## START INPUT RECORDS

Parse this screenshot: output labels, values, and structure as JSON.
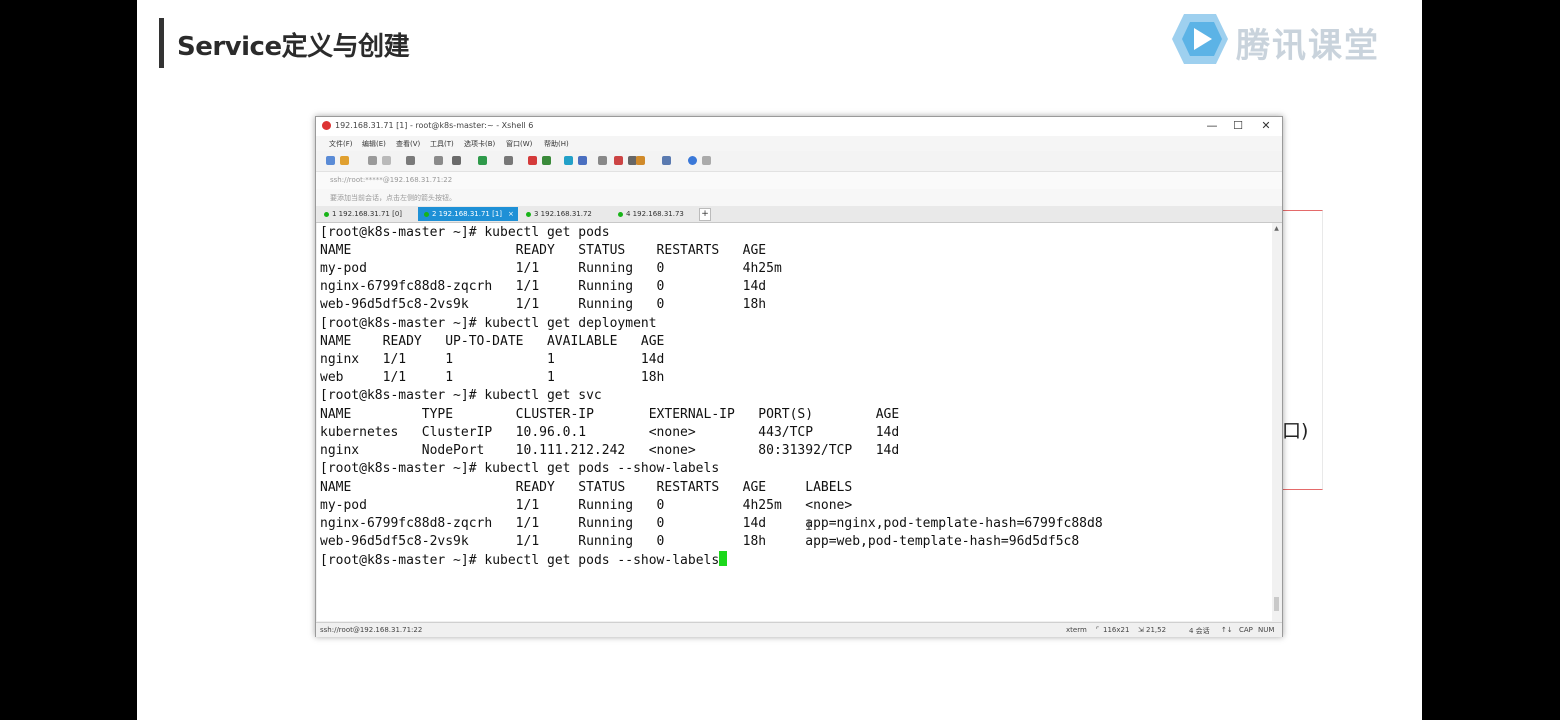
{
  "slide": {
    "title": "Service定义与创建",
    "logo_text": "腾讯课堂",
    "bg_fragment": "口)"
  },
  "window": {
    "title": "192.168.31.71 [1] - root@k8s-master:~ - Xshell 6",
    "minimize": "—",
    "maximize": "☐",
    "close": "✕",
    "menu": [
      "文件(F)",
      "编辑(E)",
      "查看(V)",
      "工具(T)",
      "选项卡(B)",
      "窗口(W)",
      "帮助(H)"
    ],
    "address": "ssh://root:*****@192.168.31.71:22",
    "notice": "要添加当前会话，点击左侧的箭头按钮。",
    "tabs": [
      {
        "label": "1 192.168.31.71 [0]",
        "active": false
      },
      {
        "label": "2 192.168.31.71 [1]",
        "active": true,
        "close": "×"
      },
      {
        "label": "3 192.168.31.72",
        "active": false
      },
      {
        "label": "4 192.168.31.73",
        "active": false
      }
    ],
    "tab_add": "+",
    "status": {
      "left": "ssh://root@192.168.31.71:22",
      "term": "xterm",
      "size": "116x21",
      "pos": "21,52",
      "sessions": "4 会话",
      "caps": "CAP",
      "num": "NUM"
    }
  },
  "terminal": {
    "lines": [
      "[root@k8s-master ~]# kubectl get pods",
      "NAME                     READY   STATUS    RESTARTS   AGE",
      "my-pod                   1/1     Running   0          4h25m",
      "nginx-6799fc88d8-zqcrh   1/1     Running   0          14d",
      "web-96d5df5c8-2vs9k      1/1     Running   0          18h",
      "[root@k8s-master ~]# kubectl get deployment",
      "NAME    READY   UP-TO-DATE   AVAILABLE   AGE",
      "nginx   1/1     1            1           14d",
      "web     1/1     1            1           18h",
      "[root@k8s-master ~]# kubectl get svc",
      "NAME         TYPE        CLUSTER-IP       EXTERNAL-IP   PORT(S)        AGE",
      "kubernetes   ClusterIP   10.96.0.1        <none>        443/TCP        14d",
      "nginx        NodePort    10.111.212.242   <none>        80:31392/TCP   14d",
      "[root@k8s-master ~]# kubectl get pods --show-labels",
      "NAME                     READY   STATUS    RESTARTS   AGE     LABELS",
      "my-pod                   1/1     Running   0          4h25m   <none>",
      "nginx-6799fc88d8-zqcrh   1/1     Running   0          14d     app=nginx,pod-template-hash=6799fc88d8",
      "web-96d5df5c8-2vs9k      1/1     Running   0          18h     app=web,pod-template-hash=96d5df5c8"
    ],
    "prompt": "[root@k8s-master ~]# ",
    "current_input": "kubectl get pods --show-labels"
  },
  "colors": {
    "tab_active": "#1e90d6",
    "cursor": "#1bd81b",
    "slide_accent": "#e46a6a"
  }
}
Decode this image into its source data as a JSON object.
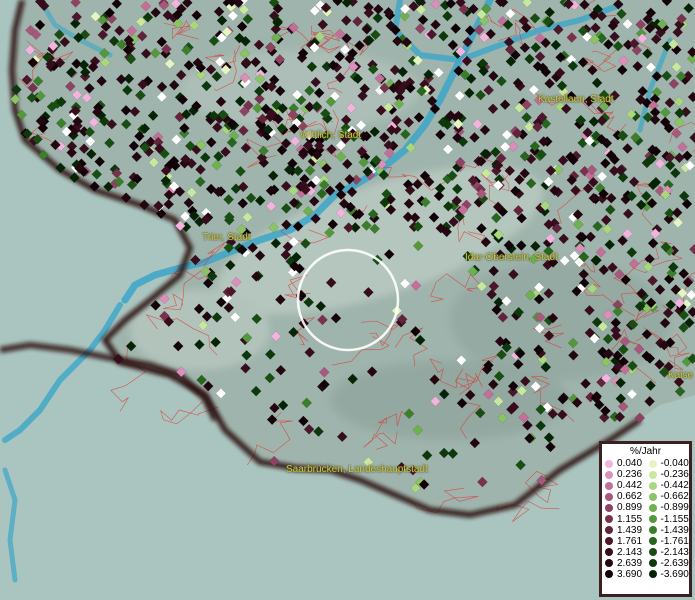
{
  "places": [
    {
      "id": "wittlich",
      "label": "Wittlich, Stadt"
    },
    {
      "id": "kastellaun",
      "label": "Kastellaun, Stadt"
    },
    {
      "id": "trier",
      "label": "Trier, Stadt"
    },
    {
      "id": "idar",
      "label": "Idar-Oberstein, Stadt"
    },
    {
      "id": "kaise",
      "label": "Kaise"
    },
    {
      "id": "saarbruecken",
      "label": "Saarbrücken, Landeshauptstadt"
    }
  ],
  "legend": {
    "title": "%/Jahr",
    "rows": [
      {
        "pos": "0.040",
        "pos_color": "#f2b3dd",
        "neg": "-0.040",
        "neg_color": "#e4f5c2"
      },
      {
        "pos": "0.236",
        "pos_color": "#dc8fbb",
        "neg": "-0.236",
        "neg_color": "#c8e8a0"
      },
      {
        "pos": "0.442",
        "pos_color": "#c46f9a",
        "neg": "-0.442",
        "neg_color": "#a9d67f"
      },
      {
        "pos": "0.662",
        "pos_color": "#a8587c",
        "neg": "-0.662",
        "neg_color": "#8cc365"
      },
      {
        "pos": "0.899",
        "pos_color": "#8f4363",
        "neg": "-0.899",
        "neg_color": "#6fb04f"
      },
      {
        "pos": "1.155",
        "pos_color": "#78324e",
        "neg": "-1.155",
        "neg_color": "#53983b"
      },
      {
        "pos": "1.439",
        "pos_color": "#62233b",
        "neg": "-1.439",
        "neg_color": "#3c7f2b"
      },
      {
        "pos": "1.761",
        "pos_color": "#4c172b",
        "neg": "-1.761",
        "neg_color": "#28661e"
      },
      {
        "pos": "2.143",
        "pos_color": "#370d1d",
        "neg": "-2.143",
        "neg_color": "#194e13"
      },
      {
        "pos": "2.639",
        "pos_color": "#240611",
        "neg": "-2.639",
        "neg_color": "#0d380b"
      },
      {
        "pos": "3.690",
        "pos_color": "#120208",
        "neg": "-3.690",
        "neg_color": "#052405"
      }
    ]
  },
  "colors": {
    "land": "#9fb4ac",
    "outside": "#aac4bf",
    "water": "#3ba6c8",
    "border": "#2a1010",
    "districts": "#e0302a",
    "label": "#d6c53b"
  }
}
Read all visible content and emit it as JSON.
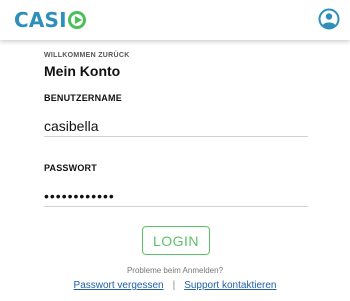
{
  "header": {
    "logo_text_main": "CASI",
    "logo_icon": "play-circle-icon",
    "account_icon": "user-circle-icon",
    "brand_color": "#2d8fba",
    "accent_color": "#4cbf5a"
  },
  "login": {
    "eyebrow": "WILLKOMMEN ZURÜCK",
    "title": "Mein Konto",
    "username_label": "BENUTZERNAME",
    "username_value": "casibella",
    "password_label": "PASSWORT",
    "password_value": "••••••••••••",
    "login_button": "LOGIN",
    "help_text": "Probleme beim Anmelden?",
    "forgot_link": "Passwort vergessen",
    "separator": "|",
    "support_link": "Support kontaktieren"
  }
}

## END INPUT RECORDS

Every line of the data above should be quoted exactly. Omit the pictures.

Parse this screenshot: output labels, values, and structure as JSON.
{
  "slide": {
    "title": "Service定义与创建",
    "logo_text": "腾讯课堂",
    "bg_fragment": "口)"
  },
  "window": {
    "title": "192.168.31.71 [1] - root@k8s-master:~ - Xshell 6",
    "minimize": "—",
    "maximize": "☐",
    "close": "✕",
    "menu": [
      "文件(F)",
      "编辑(E)",
      "查看(V)",
      "工具(T)",
      "选项卡(B)",
      "窗口(W)",
      "帮助(H)"
    ],
    "address": "ssh://root:*****@192.168.31.71:22",
    "notice": "要添加当前会话，点击左侧的箭头按钮。",
    "tabs": [
      {
        "label": "1 192.168.31.71 [0]",
        "active": false
      },
      {
        "label": "2 192.168.31.71 [1]",
        "active": true,
        "close": "×"
      },
      {
        "label": "3 192.168.31.72",
        "active": false
      },
      {
        "label": "4 192.168.31.73",
        "active": false
      }
    ],
    "tab_add": "+",
    "status": {
      "left": "ssh://root@192.168.31.71:22",
      "term": "xterm",
      "size": "116x21",
      "pos": "21,52",
      "sessions": "4 会话",
      "caps": "CAP",
      "num": "NUM"
    }
  },
  "terminal": {
    "lines": [
      "[root@k8s-master ~]# kubectl get pods",
      "NAME                     READY   STATUS    RESTARTS   AGE",
      "my-pod                   1/1     Running   0          4h25m",
      "nginx-6799fc88d8-zqcrh   1/1     Running   0          14d",
      "web-96d5df5c8-2vs9k      1/1     Running   0          18h",
      "[root@k8s-master ~]# kubectl get deployment",
      "NAME    READY   UP-TO-DATE   AVAILABLE   AGE",
      "nginx   1/1     1            1           14d",
      "web     1/1     1            1           18h",
      "[root@k8s-master ~]# kubectl get svc",
      "NAME         TYPE        CLUSTER-IP       EXTERNAL-IP   PORT(S)        AGE",
      "kubernetes   ClusterIP   10.96.0.1        <none>        443/TCP        14d",
      "nginx        NodePort    10.111.212.242   <none>        80:31392/TCP   14d",
      "[root@k8s-master ~]# kubectl get pods --show-labels",
      "NAME                     READY   STATUS    RESTARTS   AGE     LABELS",
      "my-pod                   1/1     Running   0          4h25m   <none>",
      "nginx-6799fc88d8-zqcrh   1/1     Running   0          14d     app=nginx,pod-template-hash=6799fc88d8",
      "web-96d5df5c8-2vs9k      1/1     Running   0          18h     app=web,pod-template-hash=96d5df5c8"
    ],
    "prompt": "[root@k8s-master ~]# ",
    "current_input": "kubectl get pods --show-labels"
  },
  "colors": {
    "tab_active": "#1e90d6",
    "cursor": "#1bd81b",
    "slide_accent": "#e46a6a"
  }
}
Decode this image into its source data as a JSON object.
{
  "places": [
    {
      "id": "wittlich",
      "label": "Wittlich, Stadt"
    },
    {
      "id": "kastellaun",
      "label": "Kastellaun, Stadt"
    },
    {
      "id": "trier",
      "label": "Trier, Stadt"
    },
    {
      "id": "idar",
      "label": "Idar-Oberstein, Stadt"
    },
    {
      "id": "kaise",
      "label": "Kaise"
    },
    {
      "id": "saarbruecken",
      "label": "Saarbrücken, Landeshauptstadt"
    }
  ],
  "legend": {
    "title": "%/Jahr",
    "rows": [
      {
        "pos": "0.040",
        "pos_color": "#f2b3dd",
        "neg": "-0.040",
        "neg_color": "#e4f5c2"
      },
      {
        "pos": "0.236",
        "pos_color": "#dc8fbb",
        "neg": "-0.236",
        "neg_color": "#c8e8a0"
      },
      {
        "pos": "0.442",
        "pos_color": "#c46f9a",
        "neg": "-0.442",
        "neg_color": "#a9d67f"
      },
      {
        "pos": "0.662",
        "pos_color": "#a8587c",
        "neg": "-0.662",
        "neg_color": "#8cc365"
      },
      {
        "pos": "0.899",
        "pos_color": "#8f4363",
        "neg": "-0.899",
        "neg_color": "#6fb04f"
      },
      {
        "pos": "1.155",
        "pos_color": "#78324e",
        "neg": "-1.155",
        "neg_color": "#53983b"
      },
      {
        "pos": "1.439",
        "pos_color": "#62233b",
        "neg": "-1.439",
        "neg_color": "#3c7f2b"
      },
      {
        "pos": "1.761",
        "pos_color": "#4c172b",
        "neg": "-1.761",
        "neg_color": "#28661e"
      },
      {
        "pos": "2.143",
        "pos_color": "#370d1d",
        "neg": "-2.143",
        "neg_color": "#194e13"
      },
      {
        "pos": "2.639",
        "pos_color": "#240611",
        "neg": "-2.639",
        "neg_color": "#0d380b"
      },
      {
        "pos": "3.690",
        "pos_color": "#120208",
        "neg": "-3.690",
        "neg_color": "#052405"
      }
    ]
  },
  "colors": {
    "land": "#9fb4ac",
    "outside": "#aac4bf",
    "water": "#3ba6c8",
    "border": "#2a1010",
    "districts": "#e0302a",
    "label": "#d6c53b"
  }
}
Read all visible content and emit it as JSON.
{
  "header": {
    "logo_text_main": "CASI",
    "logo_icon": "play-circle-icon",
    "account_icon": "user-circle-icon",
    "brand_color": "#2d8fba",
    "accent_color": "#4cbf5a"
  },
  "login": {
    "eyebrow": "WILLKOMMEN ZURÜCK",
    "title": "Mein Konto",
    "username_label": "BENUTZERNAME",
    "username_value": "casibella",
    "password_label": "PASSWORT",
    "password_value": "••••••••••••",
    "login_button": "LOGIN",
    "help_text": "Probleme beim Anmelden?",
    "forgot_link": "Passwort vergessen",
    "separator": "|",
    "support_link": "Support kontaktieren"
  }
}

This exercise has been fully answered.